** Figure data in JSON **
— begin —
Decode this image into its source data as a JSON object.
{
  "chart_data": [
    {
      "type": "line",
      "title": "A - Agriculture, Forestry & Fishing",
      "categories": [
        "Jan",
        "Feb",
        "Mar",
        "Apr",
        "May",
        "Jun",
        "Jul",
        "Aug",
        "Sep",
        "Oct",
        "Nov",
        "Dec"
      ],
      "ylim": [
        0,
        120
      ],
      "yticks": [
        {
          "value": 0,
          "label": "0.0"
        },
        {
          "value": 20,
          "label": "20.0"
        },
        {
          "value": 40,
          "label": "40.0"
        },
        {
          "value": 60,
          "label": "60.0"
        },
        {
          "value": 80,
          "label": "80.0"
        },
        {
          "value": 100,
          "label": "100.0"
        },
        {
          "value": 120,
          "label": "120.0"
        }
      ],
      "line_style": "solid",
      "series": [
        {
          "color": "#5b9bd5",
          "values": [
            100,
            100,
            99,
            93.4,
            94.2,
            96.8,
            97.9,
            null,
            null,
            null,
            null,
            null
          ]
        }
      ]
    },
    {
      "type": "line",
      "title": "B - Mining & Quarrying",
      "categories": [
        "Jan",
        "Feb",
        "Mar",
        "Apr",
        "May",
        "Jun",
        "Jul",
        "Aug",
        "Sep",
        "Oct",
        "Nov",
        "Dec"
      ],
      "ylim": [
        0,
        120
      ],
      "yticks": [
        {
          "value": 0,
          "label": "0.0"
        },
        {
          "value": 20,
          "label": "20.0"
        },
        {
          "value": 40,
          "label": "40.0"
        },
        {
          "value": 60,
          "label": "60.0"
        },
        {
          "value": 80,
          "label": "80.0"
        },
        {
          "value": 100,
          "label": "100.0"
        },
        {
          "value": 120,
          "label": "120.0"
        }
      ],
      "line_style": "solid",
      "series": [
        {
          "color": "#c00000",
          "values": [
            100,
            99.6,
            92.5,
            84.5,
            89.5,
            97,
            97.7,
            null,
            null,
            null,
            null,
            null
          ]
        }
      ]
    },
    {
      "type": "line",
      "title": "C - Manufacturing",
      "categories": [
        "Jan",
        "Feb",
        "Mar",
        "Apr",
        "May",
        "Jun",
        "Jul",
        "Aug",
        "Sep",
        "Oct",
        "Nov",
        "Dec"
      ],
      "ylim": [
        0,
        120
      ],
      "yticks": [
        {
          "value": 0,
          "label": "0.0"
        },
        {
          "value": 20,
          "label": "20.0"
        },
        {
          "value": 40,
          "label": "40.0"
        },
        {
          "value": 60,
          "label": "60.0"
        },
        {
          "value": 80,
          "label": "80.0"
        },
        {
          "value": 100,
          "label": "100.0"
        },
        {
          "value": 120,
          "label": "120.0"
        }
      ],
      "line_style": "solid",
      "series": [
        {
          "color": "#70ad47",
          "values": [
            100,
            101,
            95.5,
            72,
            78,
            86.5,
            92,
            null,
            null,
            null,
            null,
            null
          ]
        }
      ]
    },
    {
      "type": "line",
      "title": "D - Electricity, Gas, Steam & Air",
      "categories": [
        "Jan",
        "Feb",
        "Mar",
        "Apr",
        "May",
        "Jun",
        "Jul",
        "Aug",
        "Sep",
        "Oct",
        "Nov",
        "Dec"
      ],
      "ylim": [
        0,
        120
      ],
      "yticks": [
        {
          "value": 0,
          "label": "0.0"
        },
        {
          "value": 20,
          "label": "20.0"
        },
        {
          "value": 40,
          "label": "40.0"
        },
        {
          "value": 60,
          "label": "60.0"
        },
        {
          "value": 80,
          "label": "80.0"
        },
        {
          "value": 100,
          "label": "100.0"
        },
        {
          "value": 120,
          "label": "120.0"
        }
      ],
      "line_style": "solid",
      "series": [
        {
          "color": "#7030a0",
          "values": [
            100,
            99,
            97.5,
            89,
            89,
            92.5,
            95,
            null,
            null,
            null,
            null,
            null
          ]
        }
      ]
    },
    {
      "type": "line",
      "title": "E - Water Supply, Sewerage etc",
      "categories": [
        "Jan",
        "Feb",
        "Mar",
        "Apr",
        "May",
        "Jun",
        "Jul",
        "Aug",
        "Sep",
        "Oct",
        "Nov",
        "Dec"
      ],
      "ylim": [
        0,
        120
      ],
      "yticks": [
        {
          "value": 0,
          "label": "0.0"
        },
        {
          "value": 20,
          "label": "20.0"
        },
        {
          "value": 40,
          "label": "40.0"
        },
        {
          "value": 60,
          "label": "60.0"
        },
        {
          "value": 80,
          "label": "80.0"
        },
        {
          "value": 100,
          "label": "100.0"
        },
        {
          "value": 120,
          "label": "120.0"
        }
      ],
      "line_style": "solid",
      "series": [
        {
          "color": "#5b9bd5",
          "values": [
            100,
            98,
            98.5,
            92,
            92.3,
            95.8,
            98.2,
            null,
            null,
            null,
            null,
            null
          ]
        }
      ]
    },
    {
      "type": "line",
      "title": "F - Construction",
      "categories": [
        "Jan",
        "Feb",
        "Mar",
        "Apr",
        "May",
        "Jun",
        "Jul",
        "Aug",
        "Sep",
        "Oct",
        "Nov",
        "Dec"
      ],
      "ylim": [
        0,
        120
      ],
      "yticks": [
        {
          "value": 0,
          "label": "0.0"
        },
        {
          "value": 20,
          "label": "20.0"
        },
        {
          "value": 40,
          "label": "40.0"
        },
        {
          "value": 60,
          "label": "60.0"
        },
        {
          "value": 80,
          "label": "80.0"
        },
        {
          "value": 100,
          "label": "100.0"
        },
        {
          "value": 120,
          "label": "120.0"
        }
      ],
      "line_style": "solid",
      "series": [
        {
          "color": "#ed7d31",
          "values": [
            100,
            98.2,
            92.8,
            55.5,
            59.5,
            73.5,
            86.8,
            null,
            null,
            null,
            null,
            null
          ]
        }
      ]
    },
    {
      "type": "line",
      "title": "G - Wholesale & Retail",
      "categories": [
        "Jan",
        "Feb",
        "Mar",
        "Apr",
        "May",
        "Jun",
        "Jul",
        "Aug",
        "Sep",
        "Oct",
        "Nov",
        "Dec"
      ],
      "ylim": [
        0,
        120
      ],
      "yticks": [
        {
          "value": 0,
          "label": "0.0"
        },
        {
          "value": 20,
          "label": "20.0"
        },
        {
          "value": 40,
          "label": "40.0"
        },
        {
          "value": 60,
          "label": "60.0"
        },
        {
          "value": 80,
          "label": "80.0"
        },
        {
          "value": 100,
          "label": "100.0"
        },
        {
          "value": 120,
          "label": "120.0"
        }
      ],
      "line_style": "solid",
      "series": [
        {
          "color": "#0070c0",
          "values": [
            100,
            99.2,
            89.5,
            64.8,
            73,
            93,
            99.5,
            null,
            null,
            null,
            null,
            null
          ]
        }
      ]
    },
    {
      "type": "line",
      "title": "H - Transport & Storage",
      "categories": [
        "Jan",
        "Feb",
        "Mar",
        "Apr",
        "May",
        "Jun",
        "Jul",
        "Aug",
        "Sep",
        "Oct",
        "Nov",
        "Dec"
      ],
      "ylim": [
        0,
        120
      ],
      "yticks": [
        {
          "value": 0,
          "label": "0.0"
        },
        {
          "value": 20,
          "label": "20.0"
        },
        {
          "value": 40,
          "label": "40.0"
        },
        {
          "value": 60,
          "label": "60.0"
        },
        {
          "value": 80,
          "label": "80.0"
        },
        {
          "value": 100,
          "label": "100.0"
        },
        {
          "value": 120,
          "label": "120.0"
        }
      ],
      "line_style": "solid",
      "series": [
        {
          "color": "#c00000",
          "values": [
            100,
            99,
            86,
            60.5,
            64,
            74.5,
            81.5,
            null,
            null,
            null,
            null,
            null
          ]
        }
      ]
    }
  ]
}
— end —
** WRITTEN INSTRUCTION **
All the entries above need to be reproduced exactly.

** ANSWER FOR THE TASK **
Decode this image into its source data as a JSON object.
{
  "chart_data": [
    {
      "type": "line",
      "title": "A - Agriculture, Forestry & Fishing",
      "categories": [
        "Jan",
        "Feb",
        "Mar",
        "Apr",
        "May",
        "Jun",
        "Jul",
        "Aug",
        "Sep",
        "Oct",
        "Nov",
        "Dec"
      ],
      "ylim": [
        0,
        120
      ],
      "yticks": [
        {
          "value": 0,
          "label": "0.0"
        },
        {
          "value": 20,
          "label": "20.0"
        },
        {
          "value": 40,
          "label": "40.0"
        },
        {
          "value": 60,
          "label": "60.0"
        },
        {
          "value": 80,
          "label": "80.0"
        },
        {
          "value": 100,
          "label": "100.0"
        },
        {
          "value": 120,
          "label": "120.0"
        }
      ],
      "line_style": "solid",
      "series": [
        {
          "color": "#5b9bd5",
          "values": [
            100,
            100,
            99,
            93.4,
            94.2,
            96.8,
            97.9,
            null,
            null,
            null,
            null,
            null
          ]
        }
      ]
    },
    {
      "type": "line",
      "title": "B - Mining & Quarrying",
      "categories": [
        "Jan",
        "Feb",
        "Mar",
        "Apr",
        "May",
        "Jun",
        "Jul",
        "Aug",
        "Sep",
        "Oct",
        "Nov",
        "Dec"
      ],
      "ylim": [
        0,
        120
      ],
      "yticks": [
        {
          "value": 0,
          "label": "0.0"
        },
        {
          "value": 20,
          "label": "20.0"
        },
        {
          "value": 40,
          "label": "40.0"
        },
        {
          "value": 60,
          "label": "60.0"
        },
        {
          "value": 80,
          "label": "80.0"
        },
        {
          "value": 100,
          "label": "100.0"
        },
        {
          "value": 120,
          "label": "120.0"
        }
      ],
      "line_style": "solid",
      "series": [
        {
          "color": "#c00000",
          "values": [
            100,
            99.6,
            92.5,
            84.5,
            89.5,
            97,
            97.7,
            null,
            null,
            null,
            null,
            null
          ]
        }
      ]
    },
    {
      "type": "line",
      "title": "C - Manufacturing",
      "categories": [
        "Jan",
        "Feb",
        "Mar",
        "Apr",
        "May",
        "Jun",
        "Jul",
        "Aug",
        "Sep",
        "Oct",
        "Nov",
        "Dec"
      ],
      "ylim": [
        0,
        120
      ],
      "yticks": [
        {
          "value": 0,
          "label": "0.0"
        },
        {
          "value": 20,
          "label": "20.0"
        },
        {
          "value": 40,
          "label": "40.0"
        },
        {
          "value": 60,
          "label": "60.0"
        },
        {
          "value": 80,
          "label": "80.0"
        },
        {
          "value": 100,
          "label": "100.0"
        },
        {
          "value": 120,
          "label": "120.0"
        }
      ],
      "line_style": "solid",
      "series": [
        {
          "color": "#70ad47",
          "values": [
            100,
            101,
            95.5,
            72,
            78,
            86.5,
            92,
            null,
            null,
            null,
            null,
            null
          ]
        }
      ]
    },
    {
      "type": "line",
      "title": "D - Electricity, Gas, Steam & Air",
      "categories": [
        "Jan",
        "Feb",
        "Mar",
        "Apr",
        "May",
        "Jun",
        "Jul",
        "Aug",
        "Sep",
        "Oct",
        "Nov",
        "Dec"
      ],
      "ylim": [
        0,
        120
      ],
      "yticks": [
        {
          "value": 0,
          "label": "0.0"
        },
        {
          "value": 20,
          "label": "20.0"
        },
        {
          "value": 40,
          "label": "40.0"
        },
        {
          "value": 60,
          "label": "60.0"
        },
        {
          "value": 80,
          "label": "80.0"
        },
        {
          "value": 100,
          "label": "100.0"
        },
        {
          "value": 120,
          "label": "120.0"
        }
      ],
      "line_style": "solid",
      "series": [
        {
          "color": "#7030a0",
          "values": [
            100,
            99,
            97.5,
            89,
            89,
            92.5,
            95,
            null,
            null,
            null,
            null,
            null
          ]
        }
      ]
    },
    {
      "type": "line",
      "title": "E - Water Supply, Sewerage etc",
      "categories": [
        "Jan",
        "Feb",
        "Mar",
        "Apr",
        "May",
        "Jun",
        "Jul",
        "Aug",
        "Sep",
        "Oct",
        "Nov",
        "Dec"
      ],
      "ylim": [
        0,
        120
      ],
      "yticks": [
        {
          "value": 0,
          "label": "0.0"
        },
        {
          "value": 20,
          "label": "20.0"
        },
        {
          "value": 40,
          "label": "40.0"
        },
        {
          "value": 60,
          "label": "60.0"
        },
        {
          "value": 80,
          "label": "80.0"
        },
        {
          "value": 100,
          "label": "100.0"
        },
        {
          "value": 120,
          "label": "120.0"
        }
      ],
      "line_style": "solid",
      "series": [
        {
          "color": "#5b9bd5",
          "values": [
            100,
            98,
            98.5,
            92,
            92.3,
            95.8,
            98.2,
            null,
            null,
            null,
            null,
            null
          ]
        }
      ]
    },
    {
      "type": "line",
      "title": "F - Construction",
      "categories": [
        "Jan",
        "Feb",
        "Mar",
        "Apr",
        "May",
        "Jun",
        "Jul",
        "Aug",
        "Sep",
        "Oct",
        "Nov",
        "Dec"
      ],
      "ylim": [
        0,
        120
      ],
      "yticks": [
        {
          "value": 0,
          "label": "0.0"
        },
        {
          "value": 20,
          "label": "20.0"
        },
        {
          "value": 40,
          "label": "40.0"
        },
        {
          "value": 60,
          "label": "60.0"
        },
        {
          "value": 80,
          "label": "80.0"
        },
        {
          "value": 100,
          "label": "100.0"
        },
        {
          "value": 120,
          "label": "120.0"
        }
      ],
      "line_style": "solid",
      "series": [
        {
          "color": "#ed7d31",
          "values": [
            100,
            98.2,
            92.8,
            55.5,
            59.5,
            73.5,
            86.8,
            null,
            null,
            null,
            null,
            null
          ]
        }
      ]
    },
    {
      "type": "line",
      "title": "G - Wholesale & Retail",
      "categories": [
        "Jan",
        "Feb",
        "Mar",
        "Apr",
        "May",
        "Jun",
        "Jul",
        "Aug",
        "Sep",
        "Oct",
        "Nov",
        "Dec"
      ],
      "ylim": [
        0,
        120
      ],
      "yticks": [
        {
          "value": 0,
          "label": "0.0"
        },
        {
          "value": 20,
          "label": "20.0"
        },
        {
          "value": 40,
          "label": "40.0"
        },
        {
          "value": 60,
          "label": "60.0"
        },
        {
          "value": 80,
          "label": "80.0"
        },
        {
          "value": 100,
          "label": "100.0"
        },
        {
          "value": 120,
          "label": "120.0"
        }
      ],
      "line_style": "solid",
      "series": [
        {
          "color": "#0070c0",
          "values": [
            100,
            99.2,
            89.5,
            64.8,
            73,
            93,
            99.5,
            null,
            null,
            null,
            null,
            null
          ]
        }
      ]
    },
    {
      "type": "line",
      "title": "H - Transport & Storage",
      "categories": [
        "Jan",
        "Feb",
        "Mar",
        "Apr",
        "May",
        "Jun",
        "Jul",
        "Aug",
        "Sep",
        "Oct",
        "Nov",
        "Dec"
      ],
      "ylim": [
        0,
        120
      ],
      "yticks": [
        {
          "value": 0,
          "label": "0.0"
        },
        {
          "value": 20,
          "label": "20.0"
        },
        {
          "value": 40,
          "label": "40.0"
        },
        {
          "value": 60,
          "label": "60.0"
        },
        {
          "value": 80,
          "label": "80.0"
        },
        {
          "value": 100,
          "label": "100.0"
        },
        {
          "value": 120,
          "label": "120.0"
        }
      ],
      "line_style": "solid",
      "series": [
        {
          "color": "#c00000",
          "values": [
            100,
            99,
            86,
            60.5,
            64,
            74.5,
            81.5,
            null,
            null,
            null,
            null,
            null
          ]
        }
      ]
    }
  ]
}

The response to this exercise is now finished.